**AVAILABLE RECORDS**.

[Start]

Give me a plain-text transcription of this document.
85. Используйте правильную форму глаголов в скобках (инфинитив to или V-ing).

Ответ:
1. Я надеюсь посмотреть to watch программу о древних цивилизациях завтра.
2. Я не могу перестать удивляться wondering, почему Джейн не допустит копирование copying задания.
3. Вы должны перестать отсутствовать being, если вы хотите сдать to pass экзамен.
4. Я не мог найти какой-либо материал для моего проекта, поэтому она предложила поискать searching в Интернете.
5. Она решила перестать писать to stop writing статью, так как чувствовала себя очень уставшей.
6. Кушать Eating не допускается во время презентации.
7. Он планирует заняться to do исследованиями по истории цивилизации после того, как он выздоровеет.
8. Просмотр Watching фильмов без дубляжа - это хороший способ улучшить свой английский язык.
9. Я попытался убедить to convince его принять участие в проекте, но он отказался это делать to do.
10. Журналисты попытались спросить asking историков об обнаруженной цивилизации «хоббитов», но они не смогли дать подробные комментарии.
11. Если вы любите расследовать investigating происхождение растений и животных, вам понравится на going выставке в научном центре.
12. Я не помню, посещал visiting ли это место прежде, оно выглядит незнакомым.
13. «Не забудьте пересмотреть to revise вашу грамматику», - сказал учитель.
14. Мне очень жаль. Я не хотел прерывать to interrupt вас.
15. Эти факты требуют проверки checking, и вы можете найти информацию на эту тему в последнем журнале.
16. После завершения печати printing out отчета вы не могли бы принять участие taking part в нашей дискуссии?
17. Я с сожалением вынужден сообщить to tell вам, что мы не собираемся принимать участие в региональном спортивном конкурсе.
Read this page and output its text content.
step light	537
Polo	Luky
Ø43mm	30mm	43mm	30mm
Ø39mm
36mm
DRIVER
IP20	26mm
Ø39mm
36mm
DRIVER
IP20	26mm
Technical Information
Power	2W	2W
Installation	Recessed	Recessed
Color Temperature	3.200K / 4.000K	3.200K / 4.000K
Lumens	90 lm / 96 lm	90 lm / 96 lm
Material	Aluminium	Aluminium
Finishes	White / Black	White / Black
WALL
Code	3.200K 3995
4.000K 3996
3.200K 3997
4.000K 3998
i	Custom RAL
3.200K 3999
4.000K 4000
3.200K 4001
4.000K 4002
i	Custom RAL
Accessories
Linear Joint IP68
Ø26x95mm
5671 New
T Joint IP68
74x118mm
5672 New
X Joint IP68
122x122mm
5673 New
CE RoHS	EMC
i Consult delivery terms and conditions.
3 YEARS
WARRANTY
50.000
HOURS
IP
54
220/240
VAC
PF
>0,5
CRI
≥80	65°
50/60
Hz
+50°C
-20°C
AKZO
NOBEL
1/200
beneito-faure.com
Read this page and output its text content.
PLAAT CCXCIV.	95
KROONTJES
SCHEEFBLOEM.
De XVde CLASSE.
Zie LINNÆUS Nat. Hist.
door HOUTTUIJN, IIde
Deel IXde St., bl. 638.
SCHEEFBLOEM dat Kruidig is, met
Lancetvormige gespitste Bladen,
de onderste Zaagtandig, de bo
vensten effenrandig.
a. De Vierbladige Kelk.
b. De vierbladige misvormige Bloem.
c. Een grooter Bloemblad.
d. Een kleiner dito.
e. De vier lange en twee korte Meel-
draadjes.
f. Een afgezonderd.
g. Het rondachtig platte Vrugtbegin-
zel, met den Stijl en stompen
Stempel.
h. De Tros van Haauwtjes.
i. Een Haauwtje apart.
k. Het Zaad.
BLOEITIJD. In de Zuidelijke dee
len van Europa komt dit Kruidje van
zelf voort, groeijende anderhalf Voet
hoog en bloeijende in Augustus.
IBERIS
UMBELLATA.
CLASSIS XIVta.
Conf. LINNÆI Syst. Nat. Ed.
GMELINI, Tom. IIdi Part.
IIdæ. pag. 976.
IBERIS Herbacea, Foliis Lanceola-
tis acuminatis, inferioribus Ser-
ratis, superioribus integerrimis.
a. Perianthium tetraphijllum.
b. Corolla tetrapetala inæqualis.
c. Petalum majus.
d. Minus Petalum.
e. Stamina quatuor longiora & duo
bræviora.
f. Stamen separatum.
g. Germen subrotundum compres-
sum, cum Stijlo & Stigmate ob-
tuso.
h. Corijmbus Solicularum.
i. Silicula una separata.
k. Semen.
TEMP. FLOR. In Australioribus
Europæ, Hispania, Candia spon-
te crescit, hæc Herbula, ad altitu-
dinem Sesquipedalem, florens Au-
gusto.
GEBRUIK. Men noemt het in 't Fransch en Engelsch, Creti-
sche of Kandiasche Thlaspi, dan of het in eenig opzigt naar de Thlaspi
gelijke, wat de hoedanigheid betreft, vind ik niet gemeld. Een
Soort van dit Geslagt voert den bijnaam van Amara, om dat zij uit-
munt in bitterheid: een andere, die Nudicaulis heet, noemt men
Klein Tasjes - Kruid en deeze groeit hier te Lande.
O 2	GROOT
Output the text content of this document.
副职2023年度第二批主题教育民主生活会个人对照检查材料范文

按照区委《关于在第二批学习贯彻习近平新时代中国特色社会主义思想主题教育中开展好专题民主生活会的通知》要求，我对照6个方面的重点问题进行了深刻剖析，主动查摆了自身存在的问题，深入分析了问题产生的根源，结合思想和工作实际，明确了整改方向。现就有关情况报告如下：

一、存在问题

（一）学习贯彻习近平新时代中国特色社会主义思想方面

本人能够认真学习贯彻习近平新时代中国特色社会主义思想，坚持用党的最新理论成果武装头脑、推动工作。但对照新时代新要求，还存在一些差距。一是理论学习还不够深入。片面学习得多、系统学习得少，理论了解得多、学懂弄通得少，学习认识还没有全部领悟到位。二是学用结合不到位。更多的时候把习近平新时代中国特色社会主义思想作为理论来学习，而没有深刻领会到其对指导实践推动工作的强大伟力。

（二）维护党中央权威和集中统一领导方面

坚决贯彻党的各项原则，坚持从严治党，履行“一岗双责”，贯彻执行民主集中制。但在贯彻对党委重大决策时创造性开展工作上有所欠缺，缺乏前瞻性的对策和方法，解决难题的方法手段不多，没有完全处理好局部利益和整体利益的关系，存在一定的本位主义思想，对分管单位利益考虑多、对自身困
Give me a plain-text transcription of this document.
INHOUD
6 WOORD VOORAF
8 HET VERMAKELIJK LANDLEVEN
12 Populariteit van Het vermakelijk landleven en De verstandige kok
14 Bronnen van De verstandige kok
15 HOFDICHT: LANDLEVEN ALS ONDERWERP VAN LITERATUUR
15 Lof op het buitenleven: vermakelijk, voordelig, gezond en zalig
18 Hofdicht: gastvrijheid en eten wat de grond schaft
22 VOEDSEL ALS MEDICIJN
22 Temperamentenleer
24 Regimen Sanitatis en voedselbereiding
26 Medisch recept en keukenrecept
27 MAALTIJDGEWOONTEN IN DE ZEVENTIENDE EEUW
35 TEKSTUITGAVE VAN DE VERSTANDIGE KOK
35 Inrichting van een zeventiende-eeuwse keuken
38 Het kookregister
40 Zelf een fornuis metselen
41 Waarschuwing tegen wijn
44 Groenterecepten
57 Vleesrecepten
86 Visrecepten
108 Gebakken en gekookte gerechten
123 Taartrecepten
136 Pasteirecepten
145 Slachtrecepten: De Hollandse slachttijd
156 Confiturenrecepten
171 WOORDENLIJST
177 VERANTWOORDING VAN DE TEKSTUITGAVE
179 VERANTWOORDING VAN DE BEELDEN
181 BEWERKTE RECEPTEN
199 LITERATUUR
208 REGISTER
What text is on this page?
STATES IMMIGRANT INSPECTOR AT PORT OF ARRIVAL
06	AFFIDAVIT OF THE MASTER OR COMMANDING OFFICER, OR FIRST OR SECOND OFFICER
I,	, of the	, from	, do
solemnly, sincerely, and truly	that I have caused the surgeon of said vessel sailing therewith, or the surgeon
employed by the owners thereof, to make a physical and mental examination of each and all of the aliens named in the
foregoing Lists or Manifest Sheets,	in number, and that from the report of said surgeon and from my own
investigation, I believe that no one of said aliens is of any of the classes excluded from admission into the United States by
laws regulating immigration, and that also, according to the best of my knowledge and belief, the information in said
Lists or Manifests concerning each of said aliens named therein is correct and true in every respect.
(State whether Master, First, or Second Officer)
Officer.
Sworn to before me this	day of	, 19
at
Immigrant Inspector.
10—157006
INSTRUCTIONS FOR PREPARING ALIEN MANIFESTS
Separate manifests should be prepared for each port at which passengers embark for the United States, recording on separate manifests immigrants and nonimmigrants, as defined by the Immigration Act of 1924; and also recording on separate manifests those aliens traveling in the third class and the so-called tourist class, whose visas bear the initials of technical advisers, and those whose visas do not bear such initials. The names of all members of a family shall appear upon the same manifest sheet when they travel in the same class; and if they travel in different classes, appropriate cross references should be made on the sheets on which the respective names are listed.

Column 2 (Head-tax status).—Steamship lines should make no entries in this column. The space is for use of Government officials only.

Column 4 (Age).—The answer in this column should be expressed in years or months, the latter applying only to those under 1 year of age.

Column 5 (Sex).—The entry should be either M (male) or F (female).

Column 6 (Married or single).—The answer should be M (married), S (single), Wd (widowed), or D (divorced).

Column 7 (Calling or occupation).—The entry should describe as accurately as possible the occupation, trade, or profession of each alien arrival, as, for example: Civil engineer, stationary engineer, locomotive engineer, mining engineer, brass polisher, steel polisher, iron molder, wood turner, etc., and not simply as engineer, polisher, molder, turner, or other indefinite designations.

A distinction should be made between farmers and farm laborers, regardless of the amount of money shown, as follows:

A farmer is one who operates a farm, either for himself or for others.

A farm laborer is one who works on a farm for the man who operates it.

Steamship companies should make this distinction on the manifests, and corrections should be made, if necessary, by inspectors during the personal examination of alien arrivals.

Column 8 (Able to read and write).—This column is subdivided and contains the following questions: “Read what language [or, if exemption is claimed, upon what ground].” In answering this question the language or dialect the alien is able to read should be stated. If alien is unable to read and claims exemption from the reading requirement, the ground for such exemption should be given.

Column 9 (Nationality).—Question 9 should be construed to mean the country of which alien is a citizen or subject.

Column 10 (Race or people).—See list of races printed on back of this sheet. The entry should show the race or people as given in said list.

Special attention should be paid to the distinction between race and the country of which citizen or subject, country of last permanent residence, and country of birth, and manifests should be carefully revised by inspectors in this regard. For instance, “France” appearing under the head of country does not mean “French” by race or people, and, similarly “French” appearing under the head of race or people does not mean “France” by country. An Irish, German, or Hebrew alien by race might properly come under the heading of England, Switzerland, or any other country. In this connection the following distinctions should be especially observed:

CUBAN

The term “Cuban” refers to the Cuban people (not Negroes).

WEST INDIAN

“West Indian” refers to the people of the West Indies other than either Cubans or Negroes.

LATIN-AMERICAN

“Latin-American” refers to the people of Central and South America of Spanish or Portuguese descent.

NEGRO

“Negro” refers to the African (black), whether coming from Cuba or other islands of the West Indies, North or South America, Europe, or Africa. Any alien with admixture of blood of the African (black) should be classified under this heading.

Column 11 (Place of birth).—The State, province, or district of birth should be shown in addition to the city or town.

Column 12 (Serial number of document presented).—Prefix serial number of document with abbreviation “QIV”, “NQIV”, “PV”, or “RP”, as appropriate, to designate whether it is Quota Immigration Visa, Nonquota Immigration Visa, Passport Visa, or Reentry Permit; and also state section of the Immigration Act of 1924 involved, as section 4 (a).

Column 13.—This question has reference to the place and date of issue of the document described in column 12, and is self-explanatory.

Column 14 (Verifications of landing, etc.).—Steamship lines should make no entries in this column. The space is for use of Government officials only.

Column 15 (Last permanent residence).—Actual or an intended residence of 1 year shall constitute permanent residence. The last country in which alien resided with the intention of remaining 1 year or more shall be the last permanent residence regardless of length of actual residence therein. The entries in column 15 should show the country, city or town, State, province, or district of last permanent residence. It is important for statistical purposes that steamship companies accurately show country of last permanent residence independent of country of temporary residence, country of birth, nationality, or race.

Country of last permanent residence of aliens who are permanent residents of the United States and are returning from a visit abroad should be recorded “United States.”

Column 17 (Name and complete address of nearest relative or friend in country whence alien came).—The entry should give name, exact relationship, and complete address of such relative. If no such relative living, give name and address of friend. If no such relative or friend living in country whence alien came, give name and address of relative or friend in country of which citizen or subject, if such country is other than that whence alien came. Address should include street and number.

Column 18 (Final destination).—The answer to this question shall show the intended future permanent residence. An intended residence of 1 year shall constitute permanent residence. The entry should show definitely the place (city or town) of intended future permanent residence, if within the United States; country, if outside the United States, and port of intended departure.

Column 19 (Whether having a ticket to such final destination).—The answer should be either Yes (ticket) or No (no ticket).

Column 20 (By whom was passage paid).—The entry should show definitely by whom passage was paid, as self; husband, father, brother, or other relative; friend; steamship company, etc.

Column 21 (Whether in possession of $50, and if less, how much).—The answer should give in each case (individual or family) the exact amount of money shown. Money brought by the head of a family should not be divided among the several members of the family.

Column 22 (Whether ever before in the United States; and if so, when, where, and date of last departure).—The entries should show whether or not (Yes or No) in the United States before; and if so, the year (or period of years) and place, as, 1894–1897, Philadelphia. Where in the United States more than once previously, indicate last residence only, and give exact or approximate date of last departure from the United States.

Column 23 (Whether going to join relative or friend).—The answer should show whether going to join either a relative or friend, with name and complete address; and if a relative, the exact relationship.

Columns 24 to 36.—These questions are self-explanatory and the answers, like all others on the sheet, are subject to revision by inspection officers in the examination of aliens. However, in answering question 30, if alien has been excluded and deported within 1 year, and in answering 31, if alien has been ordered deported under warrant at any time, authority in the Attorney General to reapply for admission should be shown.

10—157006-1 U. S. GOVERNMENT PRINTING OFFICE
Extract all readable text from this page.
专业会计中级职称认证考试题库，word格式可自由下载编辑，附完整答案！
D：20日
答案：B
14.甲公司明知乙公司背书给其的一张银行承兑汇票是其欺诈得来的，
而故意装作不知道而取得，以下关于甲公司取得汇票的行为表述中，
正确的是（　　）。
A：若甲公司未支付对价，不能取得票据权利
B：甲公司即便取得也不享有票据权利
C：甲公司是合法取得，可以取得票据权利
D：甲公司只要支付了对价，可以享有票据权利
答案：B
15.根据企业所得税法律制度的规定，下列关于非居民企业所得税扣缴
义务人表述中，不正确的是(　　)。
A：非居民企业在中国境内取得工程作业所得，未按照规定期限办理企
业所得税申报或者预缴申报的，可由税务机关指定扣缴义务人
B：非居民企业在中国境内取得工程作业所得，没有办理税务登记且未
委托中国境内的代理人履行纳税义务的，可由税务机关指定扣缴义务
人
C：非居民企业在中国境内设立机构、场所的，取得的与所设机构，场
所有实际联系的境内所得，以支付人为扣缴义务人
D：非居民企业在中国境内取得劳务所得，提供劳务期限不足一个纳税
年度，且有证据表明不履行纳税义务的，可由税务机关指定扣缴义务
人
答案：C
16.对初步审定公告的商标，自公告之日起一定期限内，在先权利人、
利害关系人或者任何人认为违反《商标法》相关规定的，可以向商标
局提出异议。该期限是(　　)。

[End]

**AIM OF THE EXERCISE**.
Extract the lines above from the one containing "Extract all readable text from this page." to the last line, both included, exactly as written.

**EXERCISE RESULT**.
Extract all readable text from this page.
专业会计中级职称认证考试题库，word格式可自由下载编辑，附完整答案！
D：20日
答案：B
14.甲公司明知乙公司背书给其的一张银行承兑汇票是其欺诈得来的，
而故意装作不知道而取得，以下关于甲公司取得汇票的行为表述中，
正确的是（　　）。
A：若甲公司未支付对价，不能取得票据权利
B：甲公司即便取得也不享有票据权利
C：甲公司是合法取得，可以取得票据权利
D：甲公司只要支付了对价，可以享有票据权利
答案：B
15.根据企业所得税法律制度的规定，下列关于非居民企业所得税扣缴
义务人表述中，不正确的是(　　)。
A：非居民企业在中国境内取得工程作业所得，未按照规定期限办理企
业所得税申报或者预缴申报的，可由税务机关指定扣缴义务人
B：非居民企业在中国境内取得工程作业所得，没有办理税务登记且未
委托中国境内的代理人履行纳税义务的，可由税务机关指定扣缴义务
人
C：非居民企业在中国境内设立机构、场所的，取得的与所设机构，场
所有实际联系的境内所得，以支付人为扣缴义务人
D：非居民企业在中国境内取得劳务所得，提供劳务期限不足一个纳税
年度，且有证据表明不履行纳税义务的，可由税务机关指定扣缴义务
人
答案：C
16.对初步审定公告的商标，自公告之日起一定期限内，在先权利人、
利害关系人或者任何人认为违反《商标法》相关规定的，可以向商标
局提出异议。该期限是(　　)。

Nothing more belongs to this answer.